--- Begin ---

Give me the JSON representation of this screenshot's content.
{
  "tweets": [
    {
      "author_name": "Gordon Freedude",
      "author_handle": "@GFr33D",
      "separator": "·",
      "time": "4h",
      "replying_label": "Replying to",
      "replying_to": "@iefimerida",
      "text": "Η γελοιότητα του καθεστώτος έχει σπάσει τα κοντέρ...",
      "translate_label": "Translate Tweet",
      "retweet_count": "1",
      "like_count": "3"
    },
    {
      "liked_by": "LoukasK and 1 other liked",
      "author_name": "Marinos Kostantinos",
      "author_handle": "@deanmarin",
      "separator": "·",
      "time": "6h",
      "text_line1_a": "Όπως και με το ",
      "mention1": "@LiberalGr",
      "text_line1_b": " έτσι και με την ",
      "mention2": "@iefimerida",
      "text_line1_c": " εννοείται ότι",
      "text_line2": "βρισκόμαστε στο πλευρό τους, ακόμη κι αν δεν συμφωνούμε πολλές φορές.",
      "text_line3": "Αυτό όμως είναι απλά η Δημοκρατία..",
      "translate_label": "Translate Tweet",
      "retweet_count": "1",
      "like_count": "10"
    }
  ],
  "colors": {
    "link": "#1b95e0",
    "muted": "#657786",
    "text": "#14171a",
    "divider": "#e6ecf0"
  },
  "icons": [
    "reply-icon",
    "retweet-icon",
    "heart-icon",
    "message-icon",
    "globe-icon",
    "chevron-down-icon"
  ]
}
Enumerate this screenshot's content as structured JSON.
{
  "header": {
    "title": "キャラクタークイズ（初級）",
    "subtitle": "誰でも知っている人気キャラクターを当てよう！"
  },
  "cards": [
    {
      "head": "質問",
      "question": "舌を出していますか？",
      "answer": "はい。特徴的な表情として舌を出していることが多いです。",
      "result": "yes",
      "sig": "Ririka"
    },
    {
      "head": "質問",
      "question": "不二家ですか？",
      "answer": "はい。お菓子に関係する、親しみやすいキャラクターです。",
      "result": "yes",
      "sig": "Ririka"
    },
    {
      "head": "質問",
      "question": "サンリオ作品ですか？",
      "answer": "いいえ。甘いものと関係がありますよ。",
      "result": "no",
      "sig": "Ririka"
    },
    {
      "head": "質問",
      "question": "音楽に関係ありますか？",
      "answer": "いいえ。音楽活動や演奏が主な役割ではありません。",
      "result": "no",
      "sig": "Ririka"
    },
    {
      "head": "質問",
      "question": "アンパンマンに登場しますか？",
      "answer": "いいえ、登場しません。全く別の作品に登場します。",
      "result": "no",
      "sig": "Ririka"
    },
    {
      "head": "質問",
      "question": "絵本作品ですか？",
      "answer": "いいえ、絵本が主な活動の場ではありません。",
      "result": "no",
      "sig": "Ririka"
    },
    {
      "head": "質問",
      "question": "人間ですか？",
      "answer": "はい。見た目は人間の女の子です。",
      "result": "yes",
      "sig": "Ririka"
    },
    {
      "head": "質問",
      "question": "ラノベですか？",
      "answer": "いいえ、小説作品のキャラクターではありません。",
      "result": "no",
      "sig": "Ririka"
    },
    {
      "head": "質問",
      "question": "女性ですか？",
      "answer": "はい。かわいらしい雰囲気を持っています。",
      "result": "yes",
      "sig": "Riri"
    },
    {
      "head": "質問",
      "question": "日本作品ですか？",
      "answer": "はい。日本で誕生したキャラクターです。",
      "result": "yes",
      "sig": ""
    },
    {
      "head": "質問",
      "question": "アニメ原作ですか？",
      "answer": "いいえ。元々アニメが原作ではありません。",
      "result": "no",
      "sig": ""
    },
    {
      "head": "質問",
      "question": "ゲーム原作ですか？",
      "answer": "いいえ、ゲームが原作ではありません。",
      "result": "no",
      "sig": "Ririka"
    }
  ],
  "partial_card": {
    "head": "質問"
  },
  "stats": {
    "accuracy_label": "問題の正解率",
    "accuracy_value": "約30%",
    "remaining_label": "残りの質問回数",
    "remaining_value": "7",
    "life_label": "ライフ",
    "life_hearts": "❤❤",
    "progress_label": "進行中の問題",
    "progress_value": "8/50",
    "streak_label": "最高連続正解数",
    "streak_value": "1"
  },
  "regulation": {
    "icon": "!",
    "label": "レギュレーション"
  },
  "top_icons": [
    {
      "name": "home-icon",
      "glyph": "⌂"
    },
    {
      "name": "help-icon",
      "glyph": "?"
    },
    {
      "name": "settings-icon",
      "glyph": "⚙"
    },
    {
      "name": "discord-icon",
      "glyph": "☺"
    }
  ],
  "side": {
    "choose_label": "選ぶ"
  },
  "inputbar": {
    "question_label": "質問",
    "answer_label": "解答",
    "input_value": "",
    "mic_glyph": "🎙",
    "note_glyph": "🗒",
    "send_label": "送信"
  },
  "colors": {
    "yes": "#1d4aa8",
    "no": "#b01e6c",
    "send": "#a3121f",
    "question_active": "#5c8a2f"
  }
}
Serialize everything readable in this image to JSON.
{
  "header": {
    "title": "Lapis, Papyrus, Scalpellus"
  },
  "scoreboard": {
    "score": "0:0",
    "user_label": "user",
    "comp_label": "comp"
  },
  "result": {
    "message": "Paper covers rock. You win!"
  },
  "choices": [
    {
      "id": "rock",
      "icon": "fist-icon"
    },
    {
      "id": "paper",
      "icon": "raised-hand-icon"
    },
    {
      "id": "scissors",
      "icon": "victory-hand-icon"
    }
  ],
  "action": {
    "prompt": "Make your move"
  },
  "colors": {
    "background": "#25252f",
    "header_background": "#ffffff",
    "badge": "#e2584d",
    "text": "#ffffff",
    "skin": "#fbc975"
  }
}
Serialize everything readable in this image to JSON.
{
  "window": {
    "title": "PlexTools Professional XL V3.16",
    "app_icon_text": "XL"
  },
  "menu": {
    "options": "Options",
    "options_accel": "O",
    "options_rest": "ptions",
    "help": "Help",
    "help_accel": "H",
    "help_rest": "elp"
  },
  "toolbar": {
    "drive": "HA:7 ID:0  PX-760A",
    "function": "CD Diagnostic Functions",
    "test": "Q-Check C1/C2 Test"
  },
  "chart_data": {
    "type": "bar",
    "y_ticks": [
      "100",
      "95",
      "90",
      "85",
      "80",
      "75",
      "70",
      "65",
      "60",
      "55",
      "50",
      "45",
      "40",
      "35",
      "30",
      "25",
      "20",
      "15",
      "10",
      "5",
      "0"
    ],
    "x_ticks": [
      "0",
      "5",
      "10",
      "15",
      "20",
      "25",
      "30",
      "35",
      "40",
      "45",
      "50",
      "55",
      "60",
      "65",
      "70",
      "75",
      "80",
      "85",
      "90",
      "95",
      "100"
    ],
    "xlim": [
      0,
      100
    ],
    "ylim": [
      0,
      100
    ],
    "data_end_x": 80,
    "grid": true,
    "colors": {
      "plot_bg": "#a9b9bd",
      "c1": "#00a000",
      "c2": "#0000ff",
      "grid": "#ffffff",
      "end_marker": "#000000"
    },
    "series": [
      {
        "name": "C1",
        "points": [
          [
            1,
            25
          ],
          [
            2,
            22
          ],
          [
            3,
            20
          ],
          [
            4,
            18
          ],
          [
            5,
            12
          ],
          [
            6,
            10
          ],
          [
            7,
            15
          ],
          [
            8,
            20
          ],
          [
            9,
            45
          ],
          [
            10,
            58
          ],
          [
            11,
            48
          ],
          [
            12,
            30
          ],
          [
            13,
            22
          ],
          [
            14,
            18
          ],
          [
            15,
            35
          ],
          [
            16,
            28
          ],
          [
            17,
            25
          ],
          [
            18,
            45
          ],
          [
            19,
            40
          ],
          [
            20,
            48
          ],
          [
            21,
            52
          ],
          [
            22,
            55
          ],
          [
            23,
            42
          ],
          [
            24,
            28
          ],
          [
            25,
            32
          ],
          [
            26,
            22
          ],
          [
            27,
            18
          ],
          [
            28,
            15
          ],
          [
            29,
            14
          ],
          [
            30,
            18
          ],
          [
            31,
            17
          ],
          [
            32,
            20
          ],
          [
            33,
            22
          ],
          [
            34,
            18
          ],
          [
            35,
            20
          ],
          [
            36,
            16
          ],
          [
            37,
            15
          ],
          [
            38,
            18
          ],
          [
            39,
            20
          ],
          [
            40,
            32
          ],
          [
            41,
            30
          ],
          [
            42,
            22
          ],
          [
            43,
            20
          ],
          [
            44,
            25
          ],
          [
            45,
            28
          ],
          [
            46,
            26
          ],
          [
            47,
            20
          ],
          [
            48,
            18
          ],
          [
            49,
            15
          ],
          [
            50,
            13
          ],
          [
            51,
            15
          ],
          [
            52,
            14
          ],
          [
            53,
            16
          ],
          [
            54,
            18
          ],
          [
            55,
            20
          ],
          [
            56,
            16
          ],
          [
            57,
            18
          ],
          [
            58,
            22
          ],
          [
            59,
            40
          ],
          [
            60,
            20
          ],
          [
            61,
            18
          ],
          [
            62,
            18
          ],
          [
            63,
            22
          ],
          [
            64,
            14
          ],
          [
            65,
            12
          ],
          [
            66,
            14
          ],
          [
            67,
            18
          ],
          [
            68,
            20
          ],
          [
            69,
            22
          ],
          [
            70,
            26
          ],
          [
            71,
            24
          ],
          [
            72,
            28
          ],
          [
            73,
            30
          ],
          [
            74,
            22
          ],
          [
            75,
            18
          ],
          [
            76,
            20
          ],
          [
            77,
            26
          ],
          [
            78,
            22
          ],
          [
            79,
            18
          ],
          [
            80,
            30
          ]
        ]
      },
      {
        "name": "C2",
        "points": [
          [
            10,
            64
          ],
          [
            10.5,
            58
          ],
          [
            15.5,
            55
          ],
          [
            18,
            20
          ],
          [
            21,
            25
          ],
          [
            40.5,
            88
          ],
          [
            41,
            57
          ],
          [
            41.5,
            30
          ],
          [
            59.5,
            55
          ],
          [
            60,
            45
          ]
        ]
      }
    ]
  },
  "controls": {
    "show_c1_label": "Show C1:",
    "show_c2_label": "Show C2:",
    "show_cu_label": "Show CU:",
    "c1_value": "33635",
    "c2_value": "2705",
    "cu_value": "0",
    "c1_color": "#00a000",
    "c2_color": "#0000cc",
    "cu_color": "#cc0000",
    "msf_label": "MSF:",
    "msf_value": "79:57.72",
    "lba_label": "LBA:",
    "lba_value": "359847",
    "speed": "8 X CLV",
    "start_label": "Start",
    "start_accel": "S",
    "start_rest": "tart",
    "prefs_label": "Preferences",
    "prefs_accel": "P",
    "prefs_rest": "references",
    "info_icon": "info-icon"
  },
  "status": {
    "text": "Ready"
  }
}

--- End ---

*Task details*. Filter for "rock". Return all lines that hold it.

*Written answer*.
    "message": "Paper covers rock. You win!"
      "id": "rock",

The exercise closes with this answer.